**DESCRIPTION OF THE TASK**: All entries below are to be set down again, identical to the source.
-- Start TASK DATA --
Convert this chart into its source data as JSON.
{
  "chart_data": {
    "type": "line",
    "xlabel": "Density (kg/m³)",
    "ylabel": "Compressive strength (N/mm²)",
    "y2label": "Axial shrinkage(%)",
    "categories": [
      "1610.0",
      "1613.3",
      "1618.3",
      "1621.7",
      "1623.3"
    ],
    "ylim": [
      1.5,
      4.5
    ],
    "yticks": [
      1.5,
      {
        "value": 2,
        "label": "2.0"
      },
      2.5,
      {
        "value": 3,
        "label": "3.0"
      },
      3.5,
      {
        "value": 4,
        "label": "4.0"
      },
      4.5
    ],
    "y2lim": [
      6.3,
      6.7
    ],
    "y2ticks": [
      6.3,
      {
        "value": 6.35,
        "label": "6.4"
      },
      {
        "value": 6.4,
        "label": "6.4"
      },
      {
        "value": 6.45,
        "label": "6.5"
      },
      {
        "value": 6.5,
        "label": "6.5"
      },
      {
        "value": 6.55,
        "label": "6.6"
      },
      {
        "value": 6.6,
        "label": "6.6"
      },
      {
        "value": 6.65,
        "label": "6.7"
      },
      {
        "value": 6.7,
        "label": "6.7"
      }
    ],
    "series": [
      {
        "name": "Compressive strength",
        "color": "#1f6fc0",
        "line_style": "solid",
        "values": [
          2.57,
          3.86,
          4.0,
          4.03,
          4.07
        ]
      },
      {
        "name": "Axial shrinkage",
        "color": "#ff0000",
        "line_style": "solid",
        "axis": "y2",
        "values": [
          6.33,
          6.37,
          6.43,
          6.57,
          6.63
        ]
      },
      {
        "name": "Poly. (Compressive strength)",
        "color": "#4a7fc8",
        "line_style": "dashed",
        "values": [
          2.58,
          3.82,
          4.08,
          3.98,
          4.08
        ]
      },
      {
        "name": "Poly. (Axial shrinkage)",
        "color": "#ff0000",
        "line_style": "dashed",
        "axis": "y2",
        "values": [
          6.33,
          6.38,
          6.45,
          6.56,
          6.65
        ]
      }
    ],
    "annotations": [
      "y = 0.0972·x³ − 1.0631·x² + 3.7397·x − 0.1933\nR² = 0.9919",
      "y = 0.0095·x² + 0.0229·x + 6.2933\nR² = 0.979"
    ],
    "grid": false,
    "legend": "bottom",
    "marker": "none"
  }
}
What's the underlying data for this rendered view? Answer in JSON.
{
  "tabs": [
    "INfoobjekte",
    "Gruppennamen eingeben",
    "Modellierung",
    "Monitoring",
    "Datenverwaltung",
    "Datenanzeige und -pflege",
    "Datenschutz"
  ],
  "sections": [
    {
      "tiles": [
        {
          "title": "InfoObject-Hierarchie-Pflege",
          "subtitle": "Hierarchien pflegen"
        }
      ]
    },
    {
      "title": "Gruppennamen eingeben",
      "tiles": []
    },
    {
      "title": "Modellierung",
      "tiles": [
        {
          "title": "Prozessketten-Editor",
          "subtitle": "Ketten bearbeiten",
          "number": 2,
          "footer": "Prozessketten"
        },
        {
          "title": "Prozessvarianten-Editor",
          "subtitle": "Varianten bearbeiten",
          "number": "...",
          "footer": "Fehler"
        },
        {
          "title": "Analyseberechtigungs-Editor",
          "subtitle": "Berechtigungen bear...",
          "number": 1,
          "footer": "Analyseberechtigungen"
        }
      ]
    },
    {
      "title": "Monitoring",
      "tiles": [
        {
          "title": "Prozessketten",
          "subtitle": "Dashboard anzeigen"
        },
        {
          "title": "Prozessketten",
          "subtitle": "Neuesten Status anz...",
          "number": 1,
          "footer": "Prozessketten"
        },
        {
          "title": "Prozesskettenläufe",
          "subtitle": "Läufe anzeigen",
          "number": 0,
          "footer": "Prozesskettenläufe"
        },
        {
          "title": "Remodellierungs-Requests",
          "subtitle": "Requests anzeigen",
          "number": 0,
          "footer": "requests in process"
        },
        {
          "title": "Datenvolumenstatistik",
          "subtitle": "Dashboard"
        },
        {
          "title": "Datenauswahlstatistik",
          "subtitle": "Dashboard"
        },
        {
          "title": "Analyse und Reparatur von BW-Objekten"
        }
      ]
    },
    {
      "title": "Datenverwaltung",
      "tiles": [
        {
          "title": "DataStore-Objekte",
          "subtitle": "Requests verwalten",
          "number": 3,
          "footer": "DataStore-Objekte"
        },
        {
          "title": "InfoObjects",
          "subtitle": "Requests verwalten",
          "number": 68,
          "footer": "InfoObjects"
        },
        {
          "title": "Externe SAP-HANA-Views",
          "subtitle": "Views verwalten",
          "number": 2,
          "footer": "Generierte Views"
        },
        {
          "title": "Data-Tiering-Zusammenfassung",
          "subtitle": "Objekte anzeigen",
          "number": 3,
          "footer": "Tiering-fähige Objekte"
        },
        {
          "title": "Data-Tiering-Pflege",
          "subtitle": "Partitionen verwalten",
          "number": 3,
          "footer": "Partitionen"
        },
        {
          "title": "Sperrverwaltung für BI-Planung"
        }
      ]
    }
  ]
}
-- End TASK DATA --
**RESPONSE BELOW**:
Convert this chart into its source data as JSON.
{
  "chart_data": {
    "type": "line",
    "xlabel": "Density (kg/m³)",
    "ylabel": "Compressive strength (N/mm²)",
    "y2label": "Axial shrinkage(%)",
    "categories": [
      "1610.0",
      "1613.3",
      "1618.3",
      "1621.7",
      "1623.3"
    ],
    "ylim": [
      1.5,
      4.5
    ],
    "yticks": [
      1.5,
      {
        "value": 2,
        "label": "2.0"
      },
      2.5,
      {
        "value": 3,
        "label": "3.0"
      },
      3.5,
      {
        "value": 4,
        "label": "4.0"
      },
      4.5
    ],
    "y2lim": [
      6.3,
      6.7
    ],
    "y2ticks": [
      6.3,
      {
        "value": 6.35,
        "label": "6.4"
      },
      {
        "value": 6.4,
        "label": "6.4"
      },
      {
        "value": 6.45,
        "label": "6.5"
      },
      {
        "value": 6.5,
        "label": "6.5"
      },
      {
        "value": 6.55,
        "label": "6.6"
      },
      {
        "value": 6.6,
        "label": "6.6"
      },
      {
        "value": 6.65,
        "label": "6.7"
      },
      {
        "value": 6.7,
        "label": "6.7"
      }
    ],
    "series": [
      {
        "name": "Compressive strength",
        "color": "#1f6fc0",
        "line_style": "solid",
        "values": [
          2.57,
          3.86,
          4.0,
          4.03,
          4.07
        ]
      },
      {
        "name": "Axial shrinkage",
        "color": "#ff0000",
        "line_style": "solid",
        "axis": "y2",
        "values": [
          6.33,
          6.37,
          6.43,
          6.57,
          6.63
        ]
      },
      {
        "name": "Poly. (Compressive strength)",
        "color": "#4a7fc8",
        "line_style": "dashed",
        "values": [
          2.58,
          3.82,
          4.08,
          3.98,
          4.08
        ]
      },
      {
        "name": "Poly. (Axial shrinkage)",
        "color": "#ff0000",
        "line_style": "dashed",
        "axis": "y2",
        "values": [
          6.33,
          6.38,
          6.45,
          6.56,
          6.65
        ]
      }
    ],
    "annotations": [
      "y = 0.0972·x³ − 1.0631·x² + 3.7397·x − 0.1933\nR² = 0.9919",
      "y = 0.0095·x² + 0.0229·x + 6.2933\nR² = 0.979"
    ],
    "grid": false,
    "legend": "bottom",
    "marker": "none"
  }
}
What's the underlying data for this rendered view? Answer in JSON.
{
  "tabs": [
    "INfoobjekte",
    "Gruppennamen eingeben",
    "Modellierung",
    "Monitoring",
    "Datenverwaltung",
    "Datenanzeige und -pflege",
    "Datenschutz"
  ],
  "sections": [
    {
      "tiles": [
        {
          "title": "InfoObject-Hierarchie-Pflege",
          "subtitle": "Hierarchien pflegen"
        }
      ]
    },
    {
      "title": "Gruppennamen eingeben",
      "tiles": []
    },
    {
      "title": "Modellierung",
      "tiles": [
        {
          "title": "Prozessketten-Editor",
          "subtitle": "Ketten bearbeiten",
          "number": 2,
          "footer": "Prozessketten"
        },
        {
          "title": "Prozessvarianten-Editor",
          "subtitle": "Varianten bearbeiten",
          "number": "...",
          "footer": "Fehler"
        },
        {
          "title": "Analyseberechtigungs-Editor",
          "subtitle": "Berechtigungen bear...",
          "number": 1,
          "footer": "Analyseberechtigungen"
        }
      ]
    },
    {
      "title": "Monitoring",
      "tiles": [
        {
          "title": "Prozessketten",
          "subtitle": "Dashboard anzeigen"
        },
        {
          "title": "Prozessketten",
          "subtitle": "Neuesten Status anz...",
          "number": 1,
          "footer": "Prozessketten"
        },
        {
          "title": "Prozesskettenläufe",
          "subtitle": "Läufe anzeigen",
          "number": 0,
          "footer": "Prozesskettenläufe"
        },
        {
          "title": "Remodellierungs-Requests",
          "subtitle": "Requests anzeigen",
          "number": 0,
          "footer": "requests in process"
        },
        {
          "title": "Datenvolumenstatistik",
          "subtitle": "Dashboard"
        },
        {
          "title": "Datenauswahlstatistik",
          "subtitle": "Dashboard"
        },
        {
          "title": "Analyse und Reparatur von BW-Objekten"
        }
      ]
    },
    {
      "title": "Datenverwaltung",
      "tiles": [
        {
          "title": "DataStore-Objekte",
          "subtitle": "Requests verwalten",
          "number": 3,
          "footer": "DataStore-Objekte"
        },
        {
          "title": "InfoObjects",
          "subtitle": "Requests verwalten",
          "number": 68,
          "footer": "InfoObjects"
        },
        {
          "title": "Externe SAP-HANA-Views",
          "subtitle": "Views verwalten",
          "number": 2,
          "footer": "Generierte Views"
        },
        {
          "title": "Data-Tiering-Zusammenfassung",
          "subtitle": "Objekte anzeigen",
          "number": 3,
          "footer": "Tiering-fähige Objekte"
        },
        {
          "title": "Data-Tiering-Pflege",
          "subtitle": "Partitionen verwalten",
          "number": 3,
          "footer": "Partitionen"
        },
        {
          "title": "Sperrverwaltung für BI-Planung"
        }
      ]
    }
  ]
}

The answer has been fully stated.